▸ **WHAT TO PRODUCE**: Every entry must be copied word for word.

▸ **DATA TO PROCESS**:
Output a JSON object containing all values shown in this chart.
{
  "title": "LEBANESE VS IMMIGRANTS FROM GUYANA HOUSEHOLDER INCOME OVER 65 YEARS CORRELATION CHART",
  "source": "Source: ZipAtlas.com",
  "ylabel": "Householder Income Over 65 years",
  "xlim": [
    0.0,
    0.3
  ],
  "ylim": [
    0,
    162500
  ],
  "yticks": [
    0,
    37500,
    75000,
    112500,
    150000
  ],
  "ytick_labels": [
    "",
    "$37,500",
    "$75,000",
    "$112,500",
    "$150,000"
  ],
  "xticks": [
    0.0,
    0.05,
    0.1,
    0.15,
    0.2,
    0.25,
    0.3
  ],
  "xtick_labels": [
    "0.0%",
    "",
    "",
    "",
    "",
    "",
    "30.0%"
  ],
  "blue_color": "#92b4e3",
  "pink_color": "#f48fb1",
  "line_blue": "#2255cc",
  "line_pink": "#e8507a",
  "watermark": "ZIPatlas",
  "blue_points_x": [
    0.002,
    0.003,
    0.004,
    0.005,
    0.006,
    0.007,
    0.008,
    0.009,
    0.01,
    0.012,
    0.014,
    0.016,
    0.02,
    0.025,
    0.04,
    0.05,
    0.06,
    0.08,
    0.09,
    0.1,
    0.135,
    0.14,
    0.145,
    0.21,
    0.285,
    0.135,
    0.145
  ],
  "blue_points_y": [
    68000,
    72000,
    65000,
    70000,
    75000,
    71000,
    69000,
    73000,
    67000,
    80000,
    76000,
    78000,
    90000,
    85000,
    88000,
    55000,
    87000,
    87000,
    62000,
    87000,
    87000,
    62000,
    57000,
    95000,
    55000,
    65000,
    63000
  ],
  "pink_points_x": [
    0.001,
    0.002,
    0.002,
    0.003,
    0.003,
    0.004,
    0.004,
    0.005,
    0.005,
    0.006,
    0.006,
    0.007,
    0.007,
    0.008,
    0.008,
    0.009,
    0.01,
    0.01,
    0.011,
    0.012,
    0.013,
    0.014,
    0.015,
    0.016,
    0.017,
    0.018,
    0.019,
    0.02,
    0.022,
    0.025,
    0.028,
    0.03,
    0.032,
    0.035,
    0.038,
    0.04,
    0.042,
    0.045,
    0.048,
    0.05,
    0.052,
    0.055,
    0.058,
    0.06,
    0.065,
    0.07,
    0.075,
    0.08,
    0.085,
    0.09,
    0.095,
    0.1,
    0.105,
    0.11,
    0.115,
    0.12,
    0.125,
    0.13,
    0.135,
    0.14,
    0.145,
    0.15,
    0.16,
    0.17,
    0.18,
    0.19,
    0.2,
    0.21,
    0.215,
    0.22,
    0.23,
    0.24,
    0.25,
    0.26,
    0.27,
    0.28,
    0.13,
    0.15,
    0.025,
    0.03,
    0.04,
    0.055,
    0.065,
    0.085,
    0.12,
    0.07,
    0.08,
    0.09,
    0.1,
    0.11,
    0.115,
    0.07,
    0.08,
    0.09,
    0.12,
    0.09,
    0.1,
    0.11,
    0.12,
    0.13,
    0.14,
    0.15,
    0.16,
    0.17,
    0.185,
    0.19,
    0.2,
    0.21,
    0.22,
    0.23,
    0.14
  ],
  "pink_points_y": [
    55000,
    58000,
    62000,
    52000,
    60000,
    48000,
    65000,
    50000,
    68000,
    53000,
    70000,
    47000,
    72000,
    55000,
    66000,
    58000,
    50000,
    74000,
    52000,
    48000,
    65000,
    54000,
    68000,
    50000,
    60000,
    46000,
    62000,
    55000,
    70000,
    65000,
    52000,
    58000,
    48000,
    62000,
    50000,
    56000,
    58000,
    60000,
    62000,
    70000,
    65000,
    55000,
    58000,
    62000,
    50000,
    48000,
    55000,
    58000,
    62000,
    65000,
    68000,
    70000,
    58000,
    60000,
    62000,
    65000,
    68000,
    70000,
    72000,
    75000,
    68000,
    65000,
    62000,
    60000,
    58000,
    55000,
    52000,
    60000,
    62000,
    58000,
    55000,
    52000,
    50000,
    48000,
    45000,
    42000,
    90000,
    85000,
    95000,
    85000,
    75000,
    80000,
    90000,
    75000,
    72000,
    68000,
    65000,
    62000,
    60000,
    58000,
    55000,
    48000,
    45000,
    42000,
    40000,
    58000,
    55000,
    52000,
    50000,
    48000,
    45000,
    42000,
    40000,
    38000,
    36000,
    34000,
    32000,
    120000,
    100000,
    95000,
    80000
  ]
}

▸ **RESPONSE TO THE EXERCISE**:
Output a JSON object containing all values shown in this chart.
{
  "title": "LEBANESE VS IMMIGRANTS FROM GUYANA HOUSEHOLDER INCOME OVER 65 YEARS CORRELATION CHART",
  "source": "Source: ZipAtlas.com",
  "ylabel": "Householder Income Over 65 years",
  "xlim": [
    0.0,
    0.3
  ],
  "ylim": [
    0,
    162500
  ],
  "yticks": [
    0,
    37500,
    75000,
    112500,
    150000
  ],
  "ytick_labels": [
    "",
    "$37,500",
    "$75,000",
    "$112,500",
    "$150,000"
  ],
  "xticks": [
    0.0,
    0.05,
    0.1,
    0.15,
    0.2,
    0.25,
    0.3
  ],
  "xtick_labels": [
    "0.0%",
    "",
    "",
    "",
    "",
    "",
    "30.0%"
  ],
  "blue_color": "#92b4e3",
  "pink_color": "#f48fb1",
  "line_blue": "#2255cc",
  "line_pink": "#e8507a",
  "watermark": "ZIPatlas",
  "blue_points_x": [
    0.002,
    0.003,
    0.004,
    0.005,
    0.006,
    0.007,
    0.008,
    0.009,
    0.01,
    0.012,
    0.014,
    0.016,
    0.02,
    0.025,
    0.04,
    0.05,
    0.06,
    0.08,
    0.09,
    0.1,
    0.135,
    0.14,
    0.145,
    0.21,
    0.285,
    0.135,
    0.145
  ],
  "blue_points_y": [
    68000,
    72000,
    65000,
    70000,
    75000,
    71000,
    69000,
    73000,
    67000,
    80000,
    76000,
    78000,
    90000,
    85000,
    88000,
    55000,
    87000,
    87000,
    62000,
    87000,
    87000,
    62000,
    57000,
    95000,
    55000,
    65000,
    63000
  ],
  "pink_points_x": [
    0.001,
    0.002,
    0.002,
    0.003,
    0.003,
    0.004,
    0.004,
    0.005,
    0.005,
    0.006,
    0.006,
    0.007,
    0.007,
    0.008,
    0.008,
    0.009,
    0.01,
    0.01,
    0.011,
    0.012,
    0.013,
    0.014,
    0.015,
    0.016,
    0.017,
    0.018,
    0.019,
    0.02,
    0.022,
    0.025,
    0.028,
    0.03,
    0.032,
    0.035,
    0.038,
    0.04,
    0.042,
    0.045,
    0.048,
    0.05,
    0.052,
    0.055,
    0.058,
    0.06,
    0.065,
    0.07,
    0.075,
    0.08,
    0.085,
    0.09,
    0.095,
    0.1,
    0.105,
    0.11,
    0.115,
    0.12,
    0.125,
    0.13,
    0.135,
    0.14,
    0.145,
    0.15,
    0.16,
    0.17,
    0.18,
    0.19,
    0.2,
    0.21,
    0.215,
    0.22,
    0.23,
    0.24,
    0.25,
    0.26,
    0.27,
    0.28,
    0.13,
    0.15,
    0.025,
    0.03,
    0.04,
    0.055,
    0.065,
    0.085,
    0.12,
    0.07,
    0.08,
    0.09,
    0.1,
    0.11,
    0.115,
    0.07,
    0.08,
    0.09,
    0.12,
    0.09,
    0.1,
    0.11,
    0.12,
    0.13,
    0.14,
    0.15,
    0.16,
    0.17,
    0.185,
    0.19,
    0.2,
    0.21,
    0.22,
    0.23,
    0.14
  ],
  "pink_points_y": [
    55000,
    58000,
    62000,
    52000,
    60000,
    48000,
    65000,
    50000,
    68000,
    53000,
    70000,
    47000,
    72000,
    55000,
    66000,
    58000,
    50000,
    74000,
    52000,
    48000,
    65000,
    54000,
    68000,
    50000,
    60000,
    46000,
    62000,
    55000,
    70000,
    65000,
    52000,
    58000,
    48000,
    62000,
    50000,
    56000,
    58000,
    60000,
    62000,
    70000,
    65000,
    55000,
    58000,
    62000,
    50000,
    48000,
    55000,
    58000,
    62000,
    65000,
    68000,
    70000,
    58000,
    60000,
    62000,
    65000,
    68000,
    70000,
    72000,
    75000,
    68000,
    65000,
    62000,
    60000,
    58000,
    55000,
    52000,
    60000,
    62000,
    58000,
    55000,
    52000,
    50000,
    48000,
    45000,
    42000,
    90000,
    85000,
    95000,
    85000,
    75000,
    80000,
    90000,
    75000,
    72000,
    68000,
    65000,
    62000,
    60000,
    58000,
    55000,
    48000,
    45000,
    42000,
    40000,
    58000,
    55000,
    52000,
    50000,
    48000,
    45000,
    42000,
    40000,
    38000,
    36000,
    34000,
    32000,
    120000,
    100000,
    95000,
    80000
  ]
}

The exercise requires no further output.